| Set of tasks |
[1] For the Airy disk post, decide whether each statement agrees with it, answering yes or no and quoting the deciding words: (a) the Airy disk is given by the Airy function; (b) the Fourier transform of the indicator function of the unit circle is a Bessel function; (c) the suggested plot sets PlotPoints to 100.
[2] Update the Airy disk post from "I believe there" to "this to you.", putting "color palette" in place of "colour scheme".
[3] In the Airy disk post, restate the paragraph beginning "I believe there has been some confusion here" more briefly, keeping its main facts.

| Text shown |
# # # #

I believe there has been some confusion here. It seems to me that OP is meaning to plot an Airy disk which was studied by G.B. Airy but is not given by the Airy function. It is given by the Fourier transform of the indicator function of the unit circle, which actually happens to be a Bessel function (see e.g. wikipedia).

If I understood this right, then the correct solution is as follows:

DensityPlot[BesselJ[1, Sqrt[x^2 + y^2]]/Sqrt[
            x^2 + y^2], {x, -60, 60}, {y, -60, 60}, PlotPoints -> 100, 
            PlotRange -> All]

enter image description here

You can play around with the options of DensityPlot to increase the contrast, add a legend, or change the colour scheme into something more similar to your intended image. I leave this to you.

# # # #

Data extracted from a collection
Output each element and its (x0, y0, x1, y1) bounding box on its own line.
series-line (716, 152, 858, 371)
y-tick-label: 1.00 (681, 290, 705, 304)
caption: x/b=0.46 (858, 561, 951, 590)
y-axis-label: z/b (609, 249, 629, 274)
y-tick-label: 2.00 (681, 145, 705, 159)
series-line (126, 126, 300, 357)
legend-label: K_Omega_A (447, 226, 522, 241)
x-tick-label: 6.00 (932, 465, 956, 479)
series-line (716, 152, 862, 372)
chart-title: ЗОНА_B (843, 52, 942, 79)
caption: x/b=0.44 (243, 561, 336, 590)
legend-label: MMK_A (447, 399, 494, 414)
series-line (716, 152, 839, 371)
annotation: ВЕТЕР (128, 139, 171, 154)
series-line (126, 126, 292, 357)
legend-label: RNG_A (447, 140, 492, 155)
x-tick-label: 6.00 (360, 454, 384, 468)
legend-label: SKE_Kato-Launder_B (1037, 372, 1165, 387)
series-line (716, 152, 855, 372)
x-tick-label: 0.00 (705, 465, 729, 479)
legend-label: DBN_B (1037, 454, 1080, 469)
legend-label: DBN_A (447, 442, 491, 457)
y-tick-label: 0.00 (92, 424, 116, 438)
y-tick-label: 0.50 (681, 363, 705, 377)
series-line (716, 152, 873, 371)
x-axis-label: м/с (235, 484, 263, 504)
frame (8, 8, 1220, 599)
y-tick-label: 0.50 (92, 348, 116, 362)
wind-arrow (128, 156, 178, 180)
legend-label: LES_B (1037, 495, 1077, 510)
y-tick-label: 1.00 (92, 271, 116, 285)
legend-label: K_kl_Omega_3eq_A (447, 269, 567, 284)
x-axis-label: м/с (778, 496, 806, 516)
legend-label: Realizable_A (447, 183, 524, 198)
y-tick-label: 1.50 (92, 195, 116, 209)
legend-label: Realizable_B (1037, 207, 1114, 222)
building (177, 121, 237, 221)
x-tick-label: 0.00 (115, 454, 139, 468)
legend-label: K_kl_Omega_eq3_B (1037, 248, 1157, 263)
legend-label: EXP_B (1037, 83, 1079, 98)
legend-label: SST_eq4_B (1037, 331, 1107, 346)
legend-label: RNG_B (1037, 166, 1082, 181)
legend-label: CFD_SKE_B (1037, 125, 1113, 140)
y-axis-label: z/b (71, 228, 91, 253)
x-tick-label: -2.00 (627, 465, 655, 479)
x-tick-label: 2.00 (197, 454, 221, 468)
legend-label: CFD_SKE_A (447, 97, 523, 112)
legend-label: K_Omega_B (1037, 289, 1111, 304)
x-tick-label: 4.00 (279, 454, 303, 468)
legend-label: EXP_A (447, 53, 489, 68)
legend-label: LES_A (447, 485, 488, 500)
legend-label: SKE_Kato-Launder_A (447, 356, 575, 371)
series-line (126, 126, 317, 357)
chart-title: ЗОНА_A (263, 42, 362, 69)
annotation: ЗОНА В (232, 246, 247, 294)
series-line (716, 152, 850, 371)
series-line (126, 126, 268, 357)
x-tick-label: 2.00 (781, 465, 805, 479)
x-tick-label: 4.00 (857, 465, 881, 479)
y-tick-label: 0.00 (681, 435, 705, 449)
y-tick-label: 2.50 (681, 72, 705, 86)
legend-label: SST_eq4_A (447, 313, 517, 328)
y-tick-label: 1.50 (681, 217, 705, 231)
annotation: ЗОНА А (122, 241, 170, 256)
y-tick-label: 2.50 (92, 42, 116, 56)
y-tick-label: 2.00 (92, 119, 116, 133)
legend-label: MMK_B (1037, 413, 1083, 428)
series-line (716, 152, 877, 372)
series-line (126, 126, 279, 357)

# # # #

| Final answers |
[1]
(a) No: "but is not given by the Airy function."
(b) Yes: "which actually happens to be a Bessel function"
(c) Yes: "PlotPoints -> 100"

[2]
I believe there has been some confusion here. It seems to me that OP is meaning to plot an Airy disk which was studied by G.B. Airy but is not given by the Airy function. It is given by the Fourier transform of the indicator function of the unit circle, which actually happens to be a Bessel function (see e.g. wikipedia).

If I understood this right, then the correct solution is as follows:

DensityPlot[BesselJ[1, Sqrt[x^2 + y^2]]/Sqrt[
            x^2 + y^2], {x, -60, 60}, {y, -60, 60}, PlotPoints -> 100, 
            PlotRange -> All]

enter image description here

You can play around with the options of DensityPlot to increase the contrast, add a legend, or change the color palette into something more similar to your intended image. I leave this to you.

[3] OP appears to want to plot an Airy disk, which G.B. Airy studied but which the Airy function does not give. The Airy disk is given by the Fourier transform of the indicator function of the unit circle, which is a Bessel function.